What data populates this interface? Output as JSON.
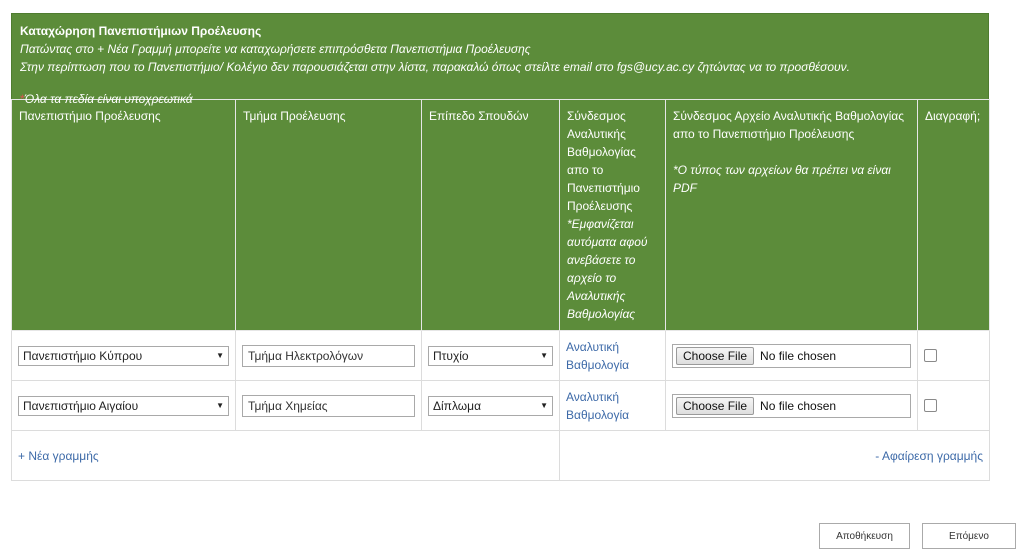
{
  "banner": {
    "title": "Καταχώρηση Πανεπιστήμιων Προέλευσης",
    "line1": "Πατώντας στο + Νέα Γραμμή μπορείτε να καταχωρήσετε επιπρόσθετα Πανεπιστήμια Προέλευσης",
    "line2": "Στην περίπτωση που το Πανεπιστήμιο/ Κολέγιο δεν παρουσιάζεται στην λίστα, παρακαλώ όπως στείλτε email στο fgs@ucy.ac.cy ζητώντας να το προσθέσουν.",
    "required_star": "*",
    "required_text": "Όλα τα πεδία είναι υποχρεωτικά"
  },
  "columns": {
    "university": "Πανεπιστήμιο Προέλευσης",
    "department": "Τμήμα Προέλευσης",
    "level": "Επίπεδο Σπουδών",
    "transcript_link_l1": "Σύνδεσμος",
    "transcript_link_l2": "Αναλυτικής",
    "transcript_link_l3": "Βαθμολογίας",
    "transcript_link_l4": "απο το",
    "transcript_link_l5": "Πανεπιστήμιο",
    "transcript_link_l6": "Προέλευσης",
    "transcript_link_n1": "*Εμφανίζεται",
    "transcript_link_n2": "αυτόματα αφού",
    "transcript_link_n3": "ανεβάσετε το",
    "transcript_link_n4": "αρχείο το",
    "transcript_link_n5": "αρχείο",
    "transcript_link_n6": "Αναλυτικής",
    "transcript_link_n7": "Βαθμολογίας",
    "transcript_file_l1": "Σύνδεσμος Αρχείο Αναλυτικής Βαθμολογίας",
    "transcript_file_l2": "απο το Πανεπιστήμιο Προέλευσης",
    "transcript_file_n1": "*Ο τύπος των αρχείων θα πρέπει να είναι",
    "transcript_file_n2": "PDF",
    "delete": "Διαγραφή;"
  },
  "rows": [
    {
      "university": "Πανεπιστήμιο Κύπρου",
      "department": "Τμήμα Ηλεκτρολόγων",
      "level": "Πτυχίο",
      "link_l1": "Αναλυτική",
      "link_l2": "Βαθμολογία",
      "file_button": "Choose File",
      "file_status": "No file chosen",
      "delete_checked": false
    },
    {
      "university": "Πανεπιστήμιο Αιγαίου",
      "department": "Τμήμα Χημείας",
      "level": "Δίπλωμα",
      "link_l1": "Αναλυτική",
      "link_l2": "Βαθμολογία",
      "file_button": "Choose File",
      "file_status": "No file chosen",
      "delete_checked": false
    }
  ],
  "footer": {
    "add_row": "+ Νέα γραμμής",
    "remove_row": "- Αφαίρεση γραμμής"
  },
  "actions": {
    "save": "Αποθήκευση",
    "next": "Επόμενο"
  },
  "colors": {
    "header_green": "#5c8c3a",
    "link_blue": "#3d6aa8",
    "required_red": "#d9534f"
  }
}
*****
*Exercise requirements*.
Leave the pictures out and copy the rest of the data exactly.

*Written reply*.
What data populates this interface? Output as JSON.
{
  "banner": {
    "title": "Καταχώρηση Πανεπιστήμιων Προέλευσης",
    "line1": "Πατώντας στο + Νέα Γραμμή μπορείτε να καταχωρήσετε επιπρόσθετα Πανεπιστήμια Προέλευσης",
    "line2": "Στην περίπτωση που το Πανεπιστήμιο/ Κολέγιο δεν παρουσιάζεται στην λίστα, παρακαλώ όπως στείλτε email στο fgs@ucy.ac.cy ζητώντας να το προσθέσουν.",
    "required_star": "*",
    "required_text": "Όλα τα πεδία είναι υποχρεωτικά"
  },
  "columns": {
    "university": "Πανεπιστήμιο Προέλευσης",
    "department": "Τμήμα Προέλευσης",
    "level": "Επίπεδο Σπουδών",
    "transcript_link_l1": "Σύνδεσμος",
    "transcript_link_l2": "Αναλυτικής",
    "transcript_link_l3": "Βαθμολογίας",
    "transcript_link_l4": "απο το",
    "transcript_link_l5": "Πανεπιστήμιο",
    "transcript_link_l6": "Προέλευσης",
    "transcript_link_n1": "*Εμφανίζεται",
    "transcript_link_n2": "αυτόματα αφού",
    "transcript_link_n3": "ανεβάσετε το",
    "transcript_link_n4": "αρχείο το",
    "transcript_link_n5": "αρχείο",
    "transcript_link_n6": "Αναλυτικής",
    "transcript_link_n7": "Βαθμολογίας",
    "transcript_file_l1": "Σύνδεσμος Αρχείο Αναλυτικής Βαθμολογίας",
    "transcript_file_l2": "απο το Πανεπιστήμιο Προέλευσης",
    "transcript_file_n1": "*Ο τύπος των αρχείων θα πρέπει να είναι",
    "transcript_file_n2": "PDF",
    "delete": "Διαγραφή;"
  },
  "rows": [
    {
      "university": "Πανεπιστήμιο Κύπρου",
      "department": "Τμήμα Ηλεκτρολόγων",
      "level": "Πτυχίο",
      "link_l1": "Αναλυτική",
      "link_l2": "Βαθμολογία",
      "file_button": "Choose File",
      "file_status": "No file chosen",
      "delete_checked": false
    },
    {
      "university": "Πανεπιστήμιο Αιγαίου",
      "department": "Τμήμα Χημείας",
      "level": "Δίπλωμα",
      "link_l1": "Αναλυτική",
      "link_l2": "Βαθμολογία",
      "file_button": "Choose File",
      "file_status": "No file chosen",
      "delete_checked": false
    }
  ],
  "footer": {
    "add_row": "+ Νέα γραμμής",
    "remove_row": "- Αφαίρεση γραμμής"
  },
  "actions": {
    "save": "Αποθήκευση",
    "next": "Επόμενο"
  },
  "colors": {
    "header_green": "#5c8c3a",
    "link_blue": "#3d6aa8",
    "required_red": "#d9534f"
  }
}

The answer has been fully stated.